--- START ---

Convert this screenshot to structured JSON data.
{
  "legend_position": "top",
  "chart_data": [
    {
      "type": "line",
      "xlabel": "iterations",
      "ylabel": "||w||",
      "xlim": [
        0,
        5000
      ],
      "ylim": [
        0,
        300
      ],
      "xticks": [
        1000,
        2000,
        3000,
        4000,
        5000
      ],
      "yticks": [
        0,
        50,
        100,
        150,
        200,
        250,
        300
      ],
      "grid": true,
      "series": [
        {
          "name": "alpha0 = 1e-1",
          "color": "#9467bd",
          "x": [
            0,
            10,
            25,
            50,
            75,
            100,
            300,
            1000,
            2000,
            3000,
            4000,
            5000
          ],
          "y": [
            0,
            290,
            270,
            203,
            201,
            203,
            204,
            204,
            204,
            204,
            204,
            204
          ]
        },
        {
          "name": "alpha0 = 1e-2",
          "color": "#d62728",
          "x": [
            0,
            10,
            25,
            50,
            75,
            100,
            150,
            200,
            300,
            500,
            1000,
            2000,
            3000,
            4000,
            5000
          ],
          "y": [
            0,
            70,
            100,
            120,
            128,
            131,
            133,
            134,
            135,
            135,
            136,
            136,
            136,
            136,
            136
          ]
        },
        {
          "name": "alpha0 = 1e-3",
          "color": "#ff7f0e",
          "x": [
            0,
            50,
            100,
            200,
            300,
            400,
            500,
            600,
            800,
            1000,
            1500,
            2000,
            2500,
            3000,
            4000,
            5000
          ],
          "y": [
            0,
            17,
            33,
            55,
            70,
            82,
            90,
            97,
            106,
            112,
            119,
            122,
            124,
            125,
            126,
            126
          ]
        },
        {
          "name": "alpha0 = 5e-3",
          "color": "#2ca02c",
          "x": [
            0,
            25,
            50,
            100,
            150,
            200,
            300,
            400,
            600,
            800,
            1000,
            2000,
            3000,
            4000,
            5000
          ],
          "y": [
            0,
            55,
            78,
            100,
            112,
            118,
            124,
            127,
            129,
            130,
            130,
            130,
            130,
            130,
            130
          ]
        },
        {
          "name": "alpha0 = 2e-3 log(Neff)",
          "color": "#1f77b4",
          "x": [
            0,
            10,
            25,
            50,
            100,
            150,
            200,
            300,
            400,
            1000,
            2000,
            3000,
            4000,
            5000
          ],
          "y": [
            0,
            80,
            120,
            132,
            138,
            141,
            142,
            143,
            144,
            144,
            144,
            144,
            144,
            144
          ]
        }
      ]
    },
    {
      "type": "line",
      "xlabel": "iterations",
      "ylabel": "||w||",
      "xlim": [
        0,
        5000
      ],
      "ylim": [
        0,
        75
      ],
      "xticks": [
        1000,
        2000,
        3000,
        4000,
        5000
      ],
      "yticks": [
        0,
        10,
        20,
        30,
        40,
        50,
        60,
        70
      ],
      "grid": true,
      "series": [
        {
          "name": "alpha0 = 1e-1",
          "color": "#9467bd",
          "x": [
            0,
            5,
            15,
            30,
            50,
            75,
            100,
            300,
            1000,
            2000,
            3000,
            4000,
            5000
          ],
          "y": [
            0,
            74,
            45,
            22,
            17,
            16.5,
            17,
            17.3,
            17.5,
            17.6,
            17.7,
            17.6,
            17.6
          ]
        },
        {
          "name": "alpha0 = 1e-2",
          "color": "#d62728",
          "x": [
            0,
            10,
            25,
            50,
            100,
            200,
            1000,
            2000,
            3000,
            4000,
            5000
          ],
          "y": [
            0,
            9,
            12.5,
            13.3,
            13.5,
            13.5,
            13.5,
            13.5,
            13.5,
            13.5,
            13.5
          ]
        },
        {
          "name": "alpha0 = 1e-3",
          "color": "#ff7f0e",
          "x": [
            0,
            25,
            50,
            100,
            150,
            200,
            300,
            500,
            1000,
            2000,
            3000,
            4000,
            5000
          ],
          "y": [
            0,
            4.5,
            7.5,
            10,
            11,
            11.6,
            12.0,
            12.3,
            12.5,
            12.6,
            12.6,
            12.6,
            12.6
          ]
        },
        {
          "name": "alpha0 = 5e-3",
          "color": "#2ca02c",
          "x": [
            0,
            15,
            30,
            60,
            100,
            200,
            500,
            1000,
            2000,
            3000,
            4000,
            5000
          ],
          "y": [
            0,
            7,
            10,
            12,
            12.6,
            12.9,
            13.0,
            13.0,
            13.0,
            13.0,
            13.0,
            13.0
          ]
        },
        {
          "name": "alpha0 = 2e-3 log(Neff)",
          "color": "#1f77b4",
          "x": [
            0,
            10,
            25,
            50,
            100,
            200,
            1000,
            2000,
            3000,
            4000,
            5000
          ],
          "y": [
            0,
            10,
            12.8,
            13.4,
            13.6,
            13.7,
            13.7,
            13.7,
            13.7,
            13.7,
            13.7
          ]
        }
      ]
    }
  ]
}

--- END ---

▶ **Your goal**
Write out the whole listing again, exactly as it stands.

▶ **Exercise response**
Convert this screenshot to structured JSON data.
{
  "legend_position": "top",
  "chart_data": [
    {
      "type": "line",
      "xlabel": "iterations",
      "ylabel": "||w||",
      "xlim": [
        0,
        5000
      ],
      "ylim": [
        0,
        300
      ],
      "xticks": [
        1000,
        2000,
        3000,
        4000,
        5000
      ],
      "yticks": [
        0,
        50,
        100,
        150,
        200,
        250,
        300
      ],
      "grid": true,
      "series": [
        {
          "name": "alpha0 = 1e-1",
          "color": "#9467bd",
          "x": [
            0,
            10,
            25,
            50,
            75,
            100,
            300,
            1000,
            2000,
            3000,
            4000,
            5000
          ],
          "y": [
            0,
            290,
            270,
            203,
            201,
            203,
            204,
            204,
            204,
            204,
            204,
            204
          ]
        },
        {
          "name": "alpha0 = 1e-2",
          "color": "#d62728",
          "x": [
            0,
            10,
            25,
            50,
            75,
            100,
            150,
            200,
            300,
            500,
            1000,
            2000,
            3000,
            4000,
            5000
          ],
          "y": [
            0,
            70,
            100,
            120,
            128,
            131,
            133,
            134,
            135,
            135,
            136,
            136,
            136,
            136,
            136
          ]
        },
        {
          "name": "alpha0 = 1e-3",
          "color": "#ff7f0e",
          "x": [
            0,
            50,
            100,
            200,
            300,
            400,
            500,
            600,
            800,
            1000,
            1500,
            2000,
            2500,
            3000,
            4000,
            5000
          ],
          "y": [
            0,
            17,
            33,
            55,
            70,
            82,
            90,
            97,
            106,
            112,
            119,
            122,
            124,
            125,
            126,
            126
          ]
        },
        {
          "name": "alpha0 = 5e-3",
          "color": "#2ca02c",
          "x": [
            0,
            25,
            50,
            100,
            150,
            200,
            300,
            400,
            600,
            800,
            1000,
            2000,
            3000,
            4000,
            5000
          ],
          "y": [
            0,
            55,
            78,
            100,
            112,
            118,
            124,
            127,
            129,
            130,
            130,
            130,
            130,
            130,
            130
          ]
        },
        {
          "name": "alpha0 = 2e-3 log(Neff)",
          "color": "#1f77b4",
          "x": [
            0,
            10,
            25,
            50,
            100,
            150,
            200,
            300,
            400,
            1000,
            2000,
            3000,
            4000,
            5000
          ],
          "y": [
            0,
            80,
            120,
            132,
            138,
            141,
            142,
            143,
            144,
            144,
            144,
            144,
            144,
            144
          ]
        }
      ]
    },
    {
      "type": "line",
      "xlabel": "iterations",
      "ylabel": "||w||",
      "xlim": [
        0,
        5000
      ],
      "ylim": [
        0,
        75
      ],
      "xticks": [
        1000,
        2000,
        3000,
        4000,
        5000
      ],
      "yticks": [
        0,
        10,
        20,
        30,
        40,
        50,
        60,
        70
      ],
      "grid": true,
      "series": [
        {
          "name": "alpha0 = 1e-1",
          "color": "#9467bd",
          "x": [
            0,
            5,
            15,
            30,
            50,
            75,
            100,
            300,
            1000,
            2000,
            3000,
            4000,
            5000
          ],
          "y": [
            0,
            74,
            45,
            22,
            17,
            16.5,
            17,
            17.3,
            17.5,
            17.6,
            17.7,
            17.6,
            17.6
          ]
        },
        {
          "name": "alpha0 = 1e-2",
          "color": "#d62728",
          "x": [
            0,
            10,
            25,
            50,
            100,
            200,
            1000,
            2000,
            3000,
            4000,
            5000
          ],
          "y": [
            0,
            9,
            12.5,
            13.3,
            13.5,
            13.5,
            13.5,
            13.5,
            13.5,
            13.5,
            13.5
          ]
        },
        {
          "name": "alpha0 = 1e-3",
          "color": "#ff7f0e",
          "x": [
            0,
            25,
            50,
            100,
            150,
            200,
            300,
            500,
            1000,
            2000,
            3000,
            4000,
            5000
          ],
          "y": [
            0,
            4.5,
            7.5,
            10,
            11,
            11.6,
            12.0,
            12.3,
            12.5,
            12.6,
            12.6,
            12.6,
            12.6
          ]
        },
        {
          "name": "alpha0 = 5e-3",
          "color": "#2ca02c",
          "x": [
            0,
            15,
            30,
            60,
            100,
            200,
            500,
            1000,
            2000,
            3000,
            4000,
            5000
          ],
          "y": [
            0,
            7,
            10,
            12,
            12.6,
            12.9,
            13.0,
            13.0,
            13.0,
            13.0,
            13.0,
            13.0
          ]
        },
        {
          "name": "alpha0 = 2e-3 log(Neff)",
          "color": "#1f77b4",
          "x": [
            0,
            10,
            25,
            50,
            100,
            200,
            1000,
            2000,
            3000,
            4000,
            5000
          ],
          "y": [
            0,
            10,
            12.8,
            13.4,
            13.6,
            13.7,
            13.7,
            13.7,
            13.7,
            13.7,
            13.7
          ]
        }
      ]
    }
  ]
}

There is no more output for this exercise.